Print the records again, character for character.

— Start —

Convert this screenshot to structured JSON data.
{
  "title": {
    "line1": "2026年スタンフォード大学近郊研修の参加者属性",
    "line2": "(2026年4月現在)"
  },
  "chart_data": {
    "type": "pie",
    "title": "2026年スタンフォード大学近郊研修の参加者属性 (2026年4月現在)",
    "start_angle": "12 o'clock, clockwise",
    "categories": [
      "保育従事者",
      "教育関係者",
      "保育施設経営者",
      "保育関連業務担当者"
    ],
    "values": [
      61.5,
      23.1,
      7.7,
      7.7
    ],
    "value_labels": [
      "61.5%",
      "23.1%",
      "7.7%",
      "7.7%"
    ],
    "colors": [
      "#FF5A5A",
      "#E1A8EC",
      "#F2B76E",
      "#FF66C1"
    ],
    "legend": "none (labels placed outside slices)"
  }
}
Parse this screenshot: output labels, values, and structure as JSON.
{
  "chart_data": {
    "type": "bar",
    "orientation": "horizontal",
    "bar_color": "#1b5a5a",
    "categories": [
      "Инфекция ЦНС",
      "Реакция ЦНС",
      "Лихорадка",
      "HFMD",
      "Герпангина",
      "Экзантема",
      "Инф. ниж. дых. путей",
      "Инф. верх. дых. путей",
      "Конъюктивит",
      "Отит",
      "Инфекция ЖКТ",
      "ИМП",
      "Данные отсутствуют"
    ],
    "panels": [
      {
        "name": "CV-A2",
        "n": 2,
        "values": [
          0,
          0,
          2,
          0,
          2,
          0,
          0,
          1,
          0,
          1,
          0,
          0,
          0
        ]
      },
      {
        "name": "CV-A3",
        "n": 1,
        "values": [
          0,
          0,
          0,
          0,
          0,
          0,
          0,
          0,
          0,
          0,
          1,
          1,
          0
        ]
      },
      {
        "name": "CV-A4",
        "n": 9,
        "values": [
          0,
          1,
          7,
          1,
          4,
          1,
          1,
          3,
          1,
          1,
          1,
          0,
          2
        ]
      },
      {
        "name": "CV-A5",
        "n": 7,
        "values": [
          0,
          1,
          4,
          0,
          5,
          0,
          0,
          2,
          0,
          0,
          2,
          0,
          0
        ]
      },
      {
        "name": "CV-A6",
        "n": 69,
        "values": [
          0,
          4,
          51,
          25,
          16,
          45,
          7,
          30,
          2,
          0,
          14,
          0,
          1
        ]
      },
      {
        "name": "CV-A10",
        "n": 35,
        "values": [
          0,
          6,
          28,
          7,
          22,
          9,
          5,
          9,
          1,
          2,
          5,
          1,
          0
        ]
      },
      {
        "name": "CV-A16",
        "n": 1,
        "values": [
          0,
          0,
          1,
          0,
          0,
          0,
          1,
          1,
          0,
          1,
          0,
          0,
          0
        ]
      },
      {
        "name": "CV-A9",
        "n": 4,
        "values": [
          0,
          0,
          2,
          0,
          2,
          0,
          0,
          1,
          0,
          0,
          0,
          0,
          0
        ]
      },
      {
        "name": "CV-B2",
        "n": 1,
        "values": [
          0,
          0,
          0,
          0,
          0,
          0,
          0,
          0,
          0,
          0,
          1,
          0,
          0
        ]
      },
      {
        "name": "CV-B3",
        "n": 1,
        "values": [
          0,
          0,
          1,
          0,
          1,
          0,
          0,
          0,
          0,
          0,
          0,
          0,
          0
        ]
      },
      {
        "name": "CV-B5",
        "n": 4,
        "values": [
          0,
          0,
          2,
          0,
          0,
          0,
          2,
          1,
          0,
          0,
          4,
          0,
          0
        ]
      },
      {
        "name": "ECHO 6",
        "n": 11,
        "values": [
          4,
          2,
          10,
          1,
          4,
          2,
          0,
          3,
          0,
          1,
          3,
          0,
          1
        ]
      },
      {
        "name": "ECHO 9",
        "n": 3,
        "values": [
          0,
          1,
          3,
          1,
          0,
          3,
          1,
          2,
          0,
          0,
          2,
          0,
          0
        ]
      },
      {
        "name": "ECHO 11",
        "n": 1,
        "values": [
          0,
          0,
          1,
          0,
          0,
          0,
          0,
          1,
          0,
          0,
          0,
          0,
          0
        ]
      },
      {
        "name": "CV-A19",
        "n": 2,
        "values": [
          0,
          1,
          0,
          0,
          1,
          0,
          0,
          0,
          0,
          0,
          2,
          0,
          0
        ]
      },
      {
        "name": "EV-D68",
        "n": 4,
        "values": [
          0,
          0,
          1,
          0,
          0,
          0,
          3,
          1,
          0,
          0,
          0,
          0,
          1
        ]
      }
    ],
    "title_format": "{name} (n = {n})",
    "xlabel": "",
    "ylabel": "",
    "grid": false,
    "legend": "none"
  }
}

— End —

> Solved problem:
Convert this screenshot to structured JSON data.
{
  "title": {
    "line1": "2026年スタンフォード大学近郊研修の参加者属性",
    "line2": "(2026年4月現在)"
  },
  "chart_data": {
    "type": "pie",
    "title": "2026年スタンフォード大学近郊研修の参加者属性 (2026年4月現在)",
    "start_angle": "12 o'clock, clockwise",
    "categories": [
      "保育従事者",
      "教育関係者",
      "保育施設経営者",
      "保育関連業務担当者"
    ],
    "values": [
      61.5,
      23.1,
      7.7,
      7.7
    ],
    "value_labels": [
      "61.5%",
      "23.1%",
      "7.7%",
      "7.7%"
    ],
    "colors": [
      "#FF5A5A",
      "#E1A8EC",
      "#F2B76E",
      "#FF66C1"
    ],
    "legend": "none (labels placed outside slices)"
  }
}
Parse this screenshot: output labels, values, and structure as JSON.
{
  "chart_data": {
    "type": "bar",
    "orientation": "horizontal",
    "bar_color": "#1b5a5a",
    "categories": [
      "Инфекция ЦНС",
      "Реакция ЦНС",
      "Лихорадка",
      "HFMD",
      "Герпангина",
      "Экзантема",
      "Инф. ниж. дых. путей",
      "Инф. верх. дых. путей",
      "Конъюктивит",
      "Отит",
      "Инфекция ЖКТ",
      "ИМП",
      "Данные отсутствуют"
    ],
    "panels": [
      {
        "name": "CV-A2",
        "n": 2,
        "values": [
          0,
          0,
          2,
          0,
          2,
          0,
          0,
          1,
          0,
          1,
          0,
          0,
          0
        ]
      },
      {
        "name": "CV-A3",
        "n": 1,
        "values": [
          0,
          0,
          0,
          0,
          0,
          0,
          0,
          0,
          0,
          0,
          1,
          1,
          0
        ]
      },
      {
        "name": "CV-A4",
        "n": 9,
        "values": [
          0,
          1,
          7,
          1,
          4,
          1,
          1,
          3,
          1,
          1,
          1,
          0,
          2
        ]
      },
      {
        "name": "CV-A5",
        "n": 7,
        "values": [
          0,
          1,
          4,
          0,
          5,
          0,
          0,
          2,
          0,
          0,
          2,
          0,
          0
        ]
      },
      {
        "name": "CV-A6",
        "n": 69,
        "values": [
          0,
          4,
          51,
          25,
          16,
          45,
          7,
          30,
          2,
          0,
          14,
          0,
          1
        ]
      },
      {
        "name": "CV-A10",
        "n": 35,
        "values": [
          0,
          6,
          28,
          7,
          22,
          9,
          5,
          9,
          1,
          2,
          5,
          1,
          0
        ]
      },
      {
        "name": "CV-A16",
        "n": 1,
        "values": [
          0,
          0,
          1,
          0,
          0,
          0,
          1,
          1,
          0,
          1,
          0,
          0,
          0
        ]
      },
      {
        "name": "CV-A9",
        "n": 4,
        "values": [
          0,
          0,
          2,
          0,
          2,
          0,
          0,
          1,
          0,
          0,
          0,
          0,
          0
        ]
      },
      {
        "name": "CV-B2",
        "n": 1,
        "values": [
          0,
          0,
          0,
          0,
          0,
          0,
          0,
          0,
          0,
          0,
          1,
          0,
          0
        ]
      },
      {
        "name": "CV-B3",
        "n": 1,
        "values": [
          0,
          0,
          1,
          0,
          1,
          0,
          0,
          0,
          0,
          0,
          0,
          0,
          0
        ]
      },
      {
        "name": "CV-B5",
        "n": 4,
        "values": [
          0,
          0,
          2,
          0,
          0,
          0,
          2,
          1,
          0,
          0,
          4,
          0,
          0
        ]
      },
      {
        "name": "ECHO 6",
        "n": 11,
        "values": [
          4,
          2,
          10,
          1,
          4,
          2,
          0,
          3,
          0,
          1,
          3,
          0,
          1
        ]
      },
      {
        "name": "ECHO 9",
        "n": 3,
        "values": [
          0,
          1,
          3,
          1,
          0,
          3,
          1,
          2,
          0,
          0,
          2,
          0,
          0
        ]
      },
      {
        "name": "ECHO 11",
        "n": 1,
        "values": [
          0,
          0,
          1,
          0,
          0,
          0,
          0,
          1,
          0,
          0,
          0,
          0,
          0
        ]
      },
      {
        "name": "CV-A19",
        "n": 2,
        "values": [
          0,
          1,
          0,
          0,
          1,
          0,
          0,
          0,
          0,
          0,
          2,
          0,
          0
        ]
      },
      {
        "name": "EV-D68",
        "n": 4,
        "values": [
          0,
          0,
          1,
          0,
          0,
          0,
          3,
          1,
          0,
          0,
          0,
          0,
          1
        ]
      }
    ],
    "title_format": "{name} (n = {n})",
    "xlabel": "",
    "ylabel": "",
    "grid": false,
    "legend": "none"
  }
}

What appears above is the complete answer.